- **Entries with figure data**
═══

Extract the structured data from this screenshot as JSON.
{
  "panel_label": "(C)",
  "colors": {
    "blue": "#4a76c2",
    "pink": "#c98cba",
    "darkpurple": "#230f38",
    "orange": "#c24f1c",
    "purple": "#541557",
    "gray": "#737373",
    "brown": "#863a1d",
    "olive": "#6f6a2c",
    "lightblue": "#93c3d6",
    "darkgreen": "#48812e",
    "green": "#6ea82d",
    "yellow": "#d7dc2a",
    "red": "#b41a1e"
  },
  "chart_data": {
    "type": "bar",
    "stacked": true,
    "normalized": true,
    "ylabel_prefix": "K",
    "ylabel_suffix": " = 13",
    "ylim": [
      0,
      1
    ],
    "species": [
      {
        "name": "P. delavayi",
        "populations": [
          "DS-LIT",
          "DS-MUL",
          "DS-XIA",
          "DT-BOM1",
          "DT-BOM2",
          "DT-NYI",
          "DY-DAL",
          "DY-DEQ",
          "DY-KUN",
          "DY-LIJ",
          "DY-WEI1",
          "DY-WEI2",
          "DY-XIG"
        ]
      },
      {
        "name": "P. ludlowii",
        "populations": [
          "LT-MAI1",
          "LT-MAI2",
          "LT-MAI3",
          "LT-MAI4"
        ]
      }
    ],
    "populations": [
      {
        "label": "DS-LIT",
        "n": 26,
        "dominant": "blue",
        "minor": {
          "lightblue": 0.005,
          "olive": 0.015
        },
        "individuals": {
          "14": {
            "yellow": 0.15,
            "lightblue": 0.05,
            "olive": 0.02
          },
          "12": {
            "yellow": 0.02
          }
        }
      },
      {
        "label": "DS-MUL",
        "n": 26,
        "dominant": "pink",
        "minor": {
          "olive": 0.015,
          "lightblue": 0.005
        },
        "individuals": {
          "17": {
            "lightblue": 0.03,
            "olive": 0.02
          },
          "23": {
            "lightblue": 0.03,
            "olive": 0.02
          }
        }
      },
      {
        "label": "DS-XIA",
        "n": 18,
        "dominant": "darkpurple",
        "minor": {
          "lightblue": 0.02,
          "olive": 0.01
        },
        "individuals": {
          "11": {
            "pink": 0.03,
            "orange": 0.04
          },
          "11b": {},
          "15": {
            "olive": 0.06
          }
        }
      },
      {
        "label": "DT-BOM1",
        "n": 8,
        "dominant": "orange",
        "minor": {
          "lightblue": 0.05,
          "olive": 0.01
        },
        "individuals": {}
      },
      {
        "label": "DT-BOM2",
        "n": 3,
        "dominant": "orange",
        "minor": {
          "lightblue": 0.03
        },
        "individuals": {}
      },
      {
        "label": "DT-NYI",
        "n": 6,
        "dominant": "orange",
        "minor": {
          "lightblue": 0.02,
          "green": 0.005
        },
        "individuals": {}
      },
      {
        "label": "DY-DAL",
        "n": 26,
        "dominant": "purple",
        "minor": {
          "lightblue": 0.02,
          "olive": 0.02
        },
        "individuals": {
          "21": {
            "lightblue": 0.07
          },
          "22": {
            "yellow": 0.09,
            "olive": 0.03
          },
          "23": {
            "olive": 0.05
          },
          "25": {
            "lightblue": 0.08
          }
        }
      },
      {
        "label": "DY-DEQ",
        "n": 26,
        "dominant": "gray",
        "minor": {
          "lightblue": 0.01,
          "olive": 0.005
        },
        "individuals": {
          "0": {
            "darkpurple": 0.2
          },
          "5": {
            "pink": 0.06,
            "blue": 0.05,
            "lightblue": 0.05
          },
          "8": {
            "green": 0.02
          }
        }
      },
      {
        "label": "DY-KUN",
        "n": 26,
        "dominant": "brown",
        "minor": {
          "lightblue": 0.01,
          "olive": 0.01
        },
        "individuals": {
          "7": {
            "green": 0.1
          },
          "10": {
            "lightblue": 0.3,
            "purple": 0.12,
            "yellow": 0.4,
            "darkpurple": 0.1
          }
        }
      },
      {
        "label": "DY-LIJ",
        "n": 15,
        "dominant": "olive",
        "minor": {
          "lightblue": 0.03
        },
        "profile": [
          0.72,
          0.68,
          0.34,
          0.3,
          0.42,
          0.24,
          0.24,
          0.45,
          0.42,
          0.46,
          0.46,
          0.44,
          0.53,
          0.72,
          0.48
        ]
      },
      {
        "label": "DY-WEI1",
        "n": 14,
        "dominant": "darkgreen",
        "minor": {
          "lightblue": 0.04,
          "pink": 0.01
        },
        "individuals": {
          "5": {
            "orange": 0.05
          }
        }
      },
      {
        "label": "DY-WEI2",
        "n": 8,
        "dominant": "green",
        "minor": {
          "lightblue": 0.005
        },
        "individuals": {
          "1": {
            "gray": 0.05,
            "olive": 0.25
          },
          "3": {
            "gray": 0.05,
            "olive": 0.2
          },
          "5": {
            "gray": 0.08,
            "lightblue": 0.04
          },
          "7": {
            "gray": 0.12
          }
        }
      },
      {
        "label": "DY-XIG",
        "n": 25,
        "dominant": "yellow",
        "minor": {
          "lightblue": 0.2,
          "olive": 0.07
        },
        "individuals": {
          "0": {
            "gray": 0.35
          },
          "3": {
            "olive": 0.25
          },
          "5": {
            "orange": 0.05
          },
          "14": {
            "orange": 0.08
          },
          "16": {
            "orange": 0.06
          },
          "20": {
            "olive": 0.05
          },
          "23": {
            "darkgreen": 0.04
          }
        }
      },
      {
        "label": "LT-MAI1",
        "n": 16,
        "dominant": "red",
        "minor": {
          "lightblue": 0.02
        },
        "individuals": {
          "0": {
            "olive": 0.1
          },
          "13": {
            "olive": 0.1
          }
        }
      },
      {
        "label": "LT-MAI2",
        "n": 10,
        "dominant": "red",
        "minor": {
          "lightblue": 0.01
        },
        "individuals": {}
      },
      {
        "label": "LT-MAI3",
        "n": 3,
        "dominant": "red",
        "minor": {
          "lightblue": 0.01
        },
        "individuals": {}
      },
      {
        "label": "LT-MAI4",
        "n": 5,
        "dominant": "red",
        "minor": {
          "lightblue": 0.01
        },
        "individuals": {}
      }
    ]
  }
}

═══

- **Your objective**
Write out the data again, exactly and in full.

- **Answer to this exercise**
Extract the structured data from this screenshot as JSON.
{
  "panel_label": "(C)",
  "colors": {
    "blue": "#4a76c2",
    "pink": "#c98cba",
    "darkpurple": "#230f38",
    "orange": "#c24f1c",
    "purple": "#541557",
    "gray": "#737373",
    "brown": "#863a1d",
    "olive": "#6f6a2c",
    "lightblue": "#93c3d6",
    "darkgreen": "#48812e",
    "green": "#6ea82d",
    "yellow": "#d7dc2a",
    "red": "#b41a1e"
  },
  "chart_data": {
    "type": "bar",
    "stacked": true,
    "normalized": true,
    "ylabel_prefix": "K",
    "ylabel_suffix": " = 13",
    "ylim": [
      0,
      1
    ],
    "species": [
      {
        "name": "P. delavayi",
        "populations": [
          "DS-LIT",
          "DS-MUL",
          "DS-XIA",
          "DT-BOM1",
          "DT-BOM2",
          "DT-NYI",
          "DY-DAL",
          "DY-DEQ",
          "DY-KUN",
          "DY-LIJ",
          "DY-WEI1",
          "DY-WEI2",
          "DY-XIG"
        ]
      },
      {
        "name": "P. ludlowii",
        "populations": [
          "LT-MAI1",
          "LT-MAI2",
          "LT-MAI3",
          "LT-MAI4"
        ]
      }
    ],
    "populations": [
      {
        "label": "DS-LIT",
        "n": 26,
        "dominant": "blue",
        "minor": {
          "lightblue": 0.005,
          "olive": 0.015
        },
        "individuals": {
          "14": {
            "yellow": 0.15,
            "lightblue": 0.05,
            "olive": 0.02
          },
          "12": {
            "yellow": 0.02
          }
        }
      },
      {
        "label": "DS-MUL",
        "n": 26,
        "dominant": "pink",
        "minor": {
          "olive": 0.015,
          "lightblue": 0.005
        },
        "individuals": {
          "17": {
            "lightblue": 0.03,
            "olive": 0.02
          },
          "23": {
            "lightblue": 0.03,
            "olive": 0.02
          }
        }
      },
      {
        "label": "DS-XIA",
        "n": 18,
        "dominant": "darkpurple",
        "minor": {
          "lightblue": 0.02,
          "olive": 0.01
        },
        "individuals": {
          "11": {
            "pink": 0.03,
            "orange": 0.04
          },
          "11b": {},
          "15": {
            "olive": 0.06
          }
        }
      },
      {
        "label": "DT-BOM1",
        "n": 8,
        "dominant": "orange",
        "minor": {
          "lightblue": 0.05,
          "olive": 0.01
        },
        "individuals": {}
      },
      {
        "label": "DT-BOM2",
        "n": 3,
        "dominant": "orange",
        "minor": {
          "lightblue": 0.03
        },
        "individuals": {}
      },
      {
        "label": "DT-NYI",
        "n": 6,
        "dominant": "orange",
        "minor": {
          "lightblue": 0.02,
          "green": 0.005
        },
        "individuals": {}
      },
      {
        "label": "DY-DAL",
        "n": 26,
        "dominant": "purple",
        "minor": {
          "lightblue": 0.02,
          "olive": 0.02
        },
        "individuals": {
          "21": {
            "lightblue": 0.07
          },
          "22": {
            "yellow": 0.09,
            "olive": 0.03
          },
          "23": {
            "olive": 0.05
          },
          "25": {
            "lightblue": 0.08
          }
        }
      },
      {
        "label": "DY-DEQ",
        "n": 26,
        "dominant": "gray",
        "minor": {
          "lightblue": 0.01,
          "olive": 0.005
        },
        "individuals": {
          "0": {
            "darkpurple": 0.2
          },
          "5": {
            "pink": 0.06,
            "blue": 0.05,
            "lightblue": 0.05
          },
          "8": {
            "green": 0.02
          }
        }
      },
      {
        "label": "DY-KUN",
        "n": 26,
        "dominant": "brown",
        "minor": {
          "lightblue": 0.01,
          "olive": 0.01
        },
        "individuals": {
          "7": {
            "green": 0.1
          },
          "10": {
            "lightblue": 0.3,
            "purple": 0.12,
            "yellow": 0.4,
            "darkpurple": 0.1
          }
        }
      },
      {
        "label": "DY-LIJ",
        "n": 15,
        "dominant": "olive",
        "minor": {
          "lightblue": 0.03
        },
        "profile": [
          0.72,
          0.68,
          0.34,
          0.3,
          0.42,
          0.24,
          0.24,
          0.45,
          0.42,
          0.46,
          0.46,
          0.44,
          0.53,
          0.72,
          0.48
        ]
      },
      {
        "label": "DY-WEI1",
        "n": 14,
        "dominant": "darkgreen",
        "minor": {
          "lightblue": 0.04,
          "pink": 0.01
        },
        "individuals": {
          "5": {
            "orange": 0.05
          }
        }
      },
      {
        "label": "DY-WEI2",
        "n": 8,
        "dominant": "green",
        "minor": {
          "lightblue": 0.005
        },
        "individuals": {
          "1": {
            "gray": 0.05,
            "olive": 0.25
          },
          "3": {
            "gray": 0.05,
            "olive": 0.2
          },
          "5": {
            "gray": 0.08,
            "lightblue": 0.04
          },
          "7": {
            "gray": 0.12
          }
        }
      },
      {
        "label": "DY-XIG",
        "n": 25,
        "dominant": "yellow",
        "minor": {
          "lightblue": 0.2,
          "olive": 0.07
        },
        "individuals": {
          "0": {
            "gray": 0.35
          },
          "3": {
            "olive": 0.25
          },
          "5": {
            "orange": 0.05
          },
          "14": {
            "orange": 0.08
          },
          "16": {
            "orange": 0.06
          },
          "20": {
            "olive": 0.05
          },
          "23": {
            "darkgreen": 0.04
          }
        }
      },
      {
        "label": "LT-MAI1",
        "n": 16,
        "dominant": "red",
        "minor": {
          "lightblue": 0.02
        },
        "individuals": {
          "0": {
            "olive": 0.1
          },
          "13": {
            "olive": 0.1
          }
        }
      },
      {
        "label": "LT-MAI2",
        "n": 10,
        "dominant": "red",
        "minor": {
          "lightblue": 0.01
        },
        "individuals": {}
      },
      {
        "label": "LT-MAI3",
        "n": 3,
        "dominant": "red",
        "minor": {
          "lightblue": 0.01
        },
        "individuals": {}
      },
      {
        "label": "LT-MAI4",
        "n": 5,
        "dominant": "red",
        "minor": {
          "lightblue": 0.01
        },
        "individuals": {}
      }
    ]
  }
}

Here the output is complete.